#### CHALLENGE
Which lines below hold the word "为周期的周期数列"? Copy all of them.

____________

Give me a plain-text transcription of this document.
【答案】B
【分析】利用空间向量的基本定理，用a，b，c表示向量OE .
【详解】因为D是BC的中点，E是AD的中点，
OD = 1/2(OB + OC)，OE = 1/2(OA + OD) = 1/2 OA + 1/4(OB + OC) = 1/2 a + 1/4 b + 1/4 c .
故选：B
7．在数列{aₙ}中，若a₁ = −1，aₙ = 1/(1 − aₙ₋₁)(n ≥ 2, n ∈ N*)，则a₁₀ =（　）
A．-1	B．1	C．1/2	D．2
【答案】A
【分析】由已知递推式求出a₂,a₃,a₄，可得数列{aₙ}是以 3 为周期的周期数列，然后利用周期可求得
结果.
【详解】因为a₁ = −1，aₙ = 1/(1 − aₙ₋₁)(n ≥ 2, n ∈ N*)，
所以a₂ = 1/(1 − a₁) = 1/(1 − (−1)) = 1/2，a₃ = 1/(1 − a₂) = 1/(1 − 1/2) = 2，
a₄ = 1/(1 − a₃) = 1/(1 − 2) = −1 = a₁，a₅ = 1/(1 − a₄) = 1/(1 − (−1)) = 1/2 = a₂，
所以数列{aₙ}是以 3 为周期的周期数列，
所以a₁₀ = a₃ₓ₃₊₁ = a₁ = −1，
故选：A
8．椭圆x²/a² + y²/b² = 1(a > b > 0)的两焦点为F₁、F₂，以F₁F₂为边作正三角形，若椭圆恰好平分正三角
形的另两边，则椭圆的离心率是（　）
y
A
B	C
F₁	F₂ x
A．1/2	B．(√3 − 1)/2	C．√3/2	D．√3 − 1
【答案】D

____________

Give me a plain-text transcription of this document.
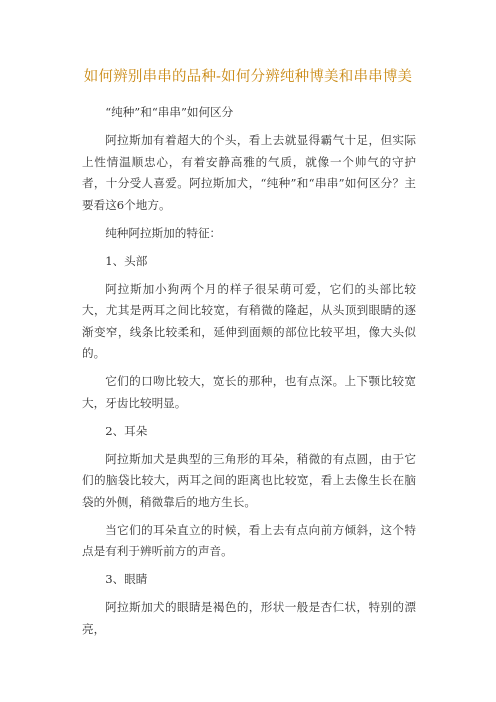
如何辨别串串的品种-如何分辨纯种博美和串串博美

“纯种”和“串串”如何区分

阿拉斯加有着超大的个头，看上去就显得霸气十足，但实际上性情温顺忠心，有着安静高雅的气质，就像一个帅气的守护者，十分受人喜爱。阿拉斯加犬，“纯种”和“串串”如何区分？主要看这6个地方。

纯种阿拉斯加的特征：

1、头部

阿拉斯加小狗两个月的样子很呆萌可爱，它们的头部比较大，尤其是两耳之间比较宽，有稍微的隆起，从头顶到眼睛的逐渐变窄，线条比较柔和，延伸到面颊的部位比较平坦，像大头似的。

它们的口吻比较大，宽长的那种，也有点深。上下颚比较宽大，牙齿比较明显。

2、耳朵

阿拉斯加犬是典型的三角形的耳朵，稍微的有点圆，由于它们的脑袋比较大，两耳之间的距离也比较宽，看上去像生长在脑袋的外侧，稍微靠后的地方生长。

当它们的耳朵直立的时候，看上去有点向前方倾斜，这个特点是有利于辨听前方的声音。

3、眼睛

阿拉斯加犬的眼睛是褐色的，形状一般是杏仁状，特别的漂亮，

____________

#### FINAL RESULT
【分析】由已知递推式求出a₂,a₃,a₄，可得数列{aₙ}是以 3 为周期的周期数列，然后利用周期可求得
所以数列{aₙ}是以 3 为周期的周期数列，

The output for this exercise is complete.